◆ **PROBLEM TO SOLVE**: Go through the entries below and collect each line with the string "April" in it.

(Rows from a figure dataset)
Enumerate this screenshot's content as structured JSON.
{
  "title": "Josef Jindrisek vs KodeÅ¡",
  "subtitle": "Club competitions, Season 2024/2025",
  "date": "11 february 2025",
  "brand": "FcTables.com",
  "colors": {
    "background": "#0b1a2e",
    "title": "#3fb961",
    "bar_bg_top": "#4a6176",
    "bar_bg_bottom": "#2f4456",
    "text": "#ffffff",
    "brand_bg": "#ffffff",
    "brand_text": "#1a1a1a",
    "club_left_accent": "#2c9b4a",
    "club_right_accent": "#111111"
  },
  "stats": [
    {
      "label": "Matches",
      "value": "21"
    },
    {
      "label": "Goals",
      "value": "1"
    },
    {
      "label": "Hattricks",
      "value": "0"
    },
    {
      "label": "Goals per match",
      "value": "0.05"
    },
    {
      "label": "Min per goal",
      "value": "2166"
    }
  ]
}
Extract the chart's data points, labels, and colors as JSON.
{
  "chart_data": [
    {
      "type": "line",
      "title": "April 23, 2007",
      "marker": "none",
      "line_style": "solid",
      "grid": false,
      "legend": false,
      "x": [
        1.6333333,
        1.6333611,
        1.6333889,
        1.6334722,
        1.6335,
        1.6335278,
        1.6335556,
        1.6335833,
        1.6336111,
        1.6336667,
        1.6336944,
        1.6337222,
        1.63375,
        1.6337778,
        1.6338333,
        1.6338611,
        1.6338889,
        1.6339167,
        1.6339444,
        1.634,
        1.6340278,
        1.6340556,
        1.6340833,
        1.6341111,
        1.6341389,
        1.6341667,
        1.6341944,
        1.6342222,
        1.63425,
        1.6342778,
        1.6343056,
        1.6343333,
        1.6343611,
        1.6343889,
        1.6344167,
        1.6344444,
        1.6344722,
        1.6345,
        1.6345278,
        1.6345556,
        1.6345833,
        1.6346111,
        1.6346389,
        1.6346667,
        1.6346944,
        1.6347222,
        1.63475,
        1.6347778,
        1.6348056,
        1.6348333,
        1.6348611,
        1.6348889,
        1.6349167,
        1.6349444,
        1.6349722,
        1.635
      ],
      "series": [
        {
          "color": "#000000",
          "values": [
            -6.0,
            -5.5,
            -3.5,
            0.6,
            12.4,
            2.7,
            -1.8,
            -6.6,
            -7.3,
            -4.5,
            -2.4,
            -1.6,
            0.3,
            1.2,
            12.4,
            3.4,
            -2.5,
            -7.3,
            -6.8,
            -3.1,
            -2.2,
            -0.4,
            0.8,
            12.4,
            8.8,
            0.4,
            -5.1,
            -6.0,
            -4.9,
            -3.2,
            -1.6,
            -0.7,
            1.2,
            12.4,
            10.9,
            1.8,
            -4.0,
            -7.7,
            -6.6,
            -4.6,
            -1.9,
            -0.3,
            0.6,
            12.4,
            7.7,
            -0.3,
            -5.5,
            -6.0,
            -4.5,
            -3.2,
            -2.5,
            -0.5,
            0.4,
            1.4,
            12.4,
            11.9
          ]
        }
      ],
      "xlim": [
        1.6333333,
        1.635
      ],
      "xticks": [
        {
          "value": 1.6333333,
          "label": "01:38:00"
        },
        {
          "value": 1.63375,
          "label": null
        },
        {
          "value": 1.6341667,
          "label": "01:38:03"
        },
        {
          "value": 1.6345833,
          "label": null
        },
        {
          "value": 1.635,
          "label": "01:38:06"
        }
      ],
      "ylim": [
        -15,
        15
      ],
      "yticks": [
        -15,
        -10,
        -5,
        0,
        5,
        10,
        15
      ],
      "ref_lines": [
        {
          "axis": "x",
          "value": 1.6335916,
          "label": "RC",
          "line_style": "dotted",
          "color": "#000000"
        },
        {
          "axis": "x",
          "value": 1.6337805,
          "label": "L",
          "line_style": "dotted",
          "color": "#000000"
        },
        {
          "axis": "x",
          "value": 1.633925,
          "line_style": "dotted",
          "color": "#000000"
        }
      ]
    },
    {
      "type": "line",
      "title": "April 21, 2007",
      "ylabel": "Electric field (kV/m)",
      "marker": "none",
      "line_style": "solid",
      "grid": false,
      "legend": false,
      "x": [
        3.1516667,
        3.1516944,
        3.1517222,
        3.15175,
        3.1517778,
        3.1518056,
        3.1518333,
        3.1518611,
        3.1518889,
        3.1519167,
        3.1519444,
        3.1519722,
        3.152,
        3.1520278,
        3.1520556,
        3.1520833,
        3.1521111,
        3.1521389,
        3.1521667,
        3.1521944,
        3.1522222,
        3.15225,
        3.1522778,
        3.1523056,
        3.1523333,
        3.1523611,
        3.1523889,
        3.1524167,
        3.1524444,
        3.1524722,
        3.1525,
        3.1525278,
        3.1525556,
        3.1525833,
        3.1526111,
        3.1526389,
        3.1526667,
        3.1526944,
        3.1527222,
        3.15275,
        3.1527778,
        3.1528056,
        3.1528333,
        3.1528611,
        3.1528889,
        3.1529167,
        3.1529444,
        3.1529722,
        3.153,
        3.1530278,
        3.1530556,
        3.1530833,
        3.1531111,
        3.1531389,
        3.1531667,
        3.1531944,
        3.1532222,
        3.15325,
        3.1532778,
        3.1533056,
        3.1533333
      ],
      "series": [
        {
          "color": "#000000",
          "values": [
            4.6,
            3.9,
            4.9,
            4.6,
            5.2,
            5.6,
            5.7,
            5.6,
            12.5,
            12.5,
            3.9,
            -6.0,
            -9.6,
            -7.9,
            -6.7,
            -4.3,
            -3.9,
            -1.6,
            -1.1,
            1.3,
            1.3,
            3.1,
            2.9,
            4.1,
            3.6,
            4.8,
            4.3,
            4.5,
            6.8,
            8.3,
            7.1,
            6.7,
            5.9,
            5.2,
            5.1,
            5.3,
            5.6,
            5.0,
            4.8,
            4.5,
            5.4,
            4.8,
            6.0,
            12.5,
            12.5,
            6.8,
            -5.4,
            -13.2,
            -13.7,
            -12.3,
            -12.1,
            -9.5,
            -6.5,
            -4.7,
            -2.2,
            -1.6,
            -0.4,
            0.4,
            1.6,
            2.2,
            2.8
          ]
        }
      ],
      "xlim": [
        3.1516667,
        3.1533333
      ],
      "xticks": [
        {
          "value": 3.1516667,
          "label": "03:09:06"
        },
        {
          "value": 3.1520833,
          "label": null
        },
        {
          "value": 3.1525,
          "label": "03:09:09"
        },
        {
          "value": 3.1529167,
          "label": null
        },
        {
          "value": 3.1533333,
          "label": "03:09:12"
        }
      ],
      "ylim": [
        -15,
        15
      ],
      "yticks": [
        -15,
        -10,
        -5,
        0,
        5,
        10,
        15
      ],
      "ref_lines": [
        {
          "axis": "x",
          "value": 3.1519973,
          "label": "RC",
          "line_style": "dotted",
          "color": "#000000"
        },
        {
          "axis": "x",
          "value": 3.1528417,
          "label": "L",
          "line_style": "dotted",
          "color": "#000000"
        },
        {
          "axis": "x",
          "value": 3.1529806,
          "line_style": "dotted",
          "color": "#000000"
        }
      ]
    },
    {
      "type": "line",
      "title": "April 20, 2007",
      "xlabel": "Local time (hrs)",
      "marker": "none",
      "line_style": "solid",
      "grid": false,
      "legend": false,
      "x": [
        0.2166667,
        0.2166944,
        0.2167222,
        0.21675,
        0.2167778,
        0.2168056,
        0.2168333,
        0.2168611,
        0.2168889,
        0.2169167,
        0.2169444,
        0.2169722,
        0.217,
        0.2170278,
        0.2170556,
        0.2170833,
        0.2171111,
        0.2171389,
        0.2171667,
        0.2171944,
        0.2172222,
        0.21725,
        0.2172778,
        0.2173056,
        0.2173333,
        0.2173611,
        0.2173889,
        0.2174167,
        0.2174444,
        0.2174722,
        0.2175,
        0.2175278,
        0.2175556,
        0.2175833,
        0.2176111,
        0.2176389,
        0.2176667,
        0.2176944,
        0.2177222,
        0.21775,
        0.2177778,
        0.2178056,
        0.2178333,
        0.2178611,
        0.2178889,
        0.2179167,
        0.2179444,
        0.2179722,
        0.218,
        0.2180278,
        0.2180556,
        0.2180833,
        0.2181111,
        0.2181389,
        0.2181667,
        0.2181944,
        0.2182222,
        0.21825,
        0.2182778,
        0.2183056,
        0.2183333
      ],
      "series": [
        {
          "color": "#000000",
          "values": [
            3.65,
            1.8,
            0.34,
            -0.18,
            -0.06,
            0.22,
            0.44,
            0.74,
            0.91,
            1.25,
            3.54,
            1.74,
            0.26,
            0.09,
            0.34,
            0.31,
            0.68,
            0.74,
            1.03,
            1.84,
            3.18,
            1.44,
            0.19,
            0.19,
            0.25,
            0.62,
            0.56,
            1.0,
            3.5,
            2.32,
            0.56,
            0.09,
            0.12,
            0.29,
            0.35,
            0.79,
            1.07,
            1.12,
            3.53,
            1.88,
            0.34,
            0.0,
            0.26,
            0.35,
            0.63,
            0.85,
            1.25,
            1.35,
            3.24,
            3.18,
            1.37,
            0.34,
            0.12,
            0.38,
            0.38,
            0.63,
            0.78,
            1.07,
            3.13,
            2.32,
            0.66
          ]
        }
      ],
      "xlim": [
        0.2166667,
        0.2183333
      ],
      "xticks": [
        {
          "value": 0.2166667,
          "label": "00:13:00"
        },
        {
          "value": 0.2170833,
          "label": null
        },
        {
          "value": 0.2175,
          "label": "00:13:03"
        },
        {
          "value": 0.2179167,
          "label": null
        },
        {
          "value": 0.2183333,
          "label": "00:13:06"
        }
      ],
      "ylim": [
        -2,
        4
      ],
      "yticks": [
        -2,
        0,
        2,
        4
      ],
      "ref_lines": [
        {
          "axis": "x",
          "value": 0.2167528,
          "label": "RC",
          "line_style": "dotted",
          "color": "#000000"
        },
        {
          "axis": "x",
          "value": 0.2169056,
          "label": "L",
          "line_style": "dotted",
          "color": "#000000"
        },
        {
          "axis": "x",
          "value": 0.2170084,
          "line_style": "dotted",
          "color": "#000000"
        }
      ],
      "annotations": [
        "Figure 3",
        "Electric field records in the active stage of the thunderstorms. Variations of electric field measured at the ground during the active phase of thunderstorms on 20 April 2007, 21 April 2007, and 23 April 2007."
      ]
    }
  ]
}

◆ **WRITTEN REPLY**:
      "title": "April 23, 2007",
      "title": "April 21, 2007",
      "title": "April 20, 2007",
        "Electric field records in the active stage of the thunderstorms. Variations of electric field measured at the ground during the active phase of thunderstorms on 20 April 2007, 21 April 2007, and 23 April 2007."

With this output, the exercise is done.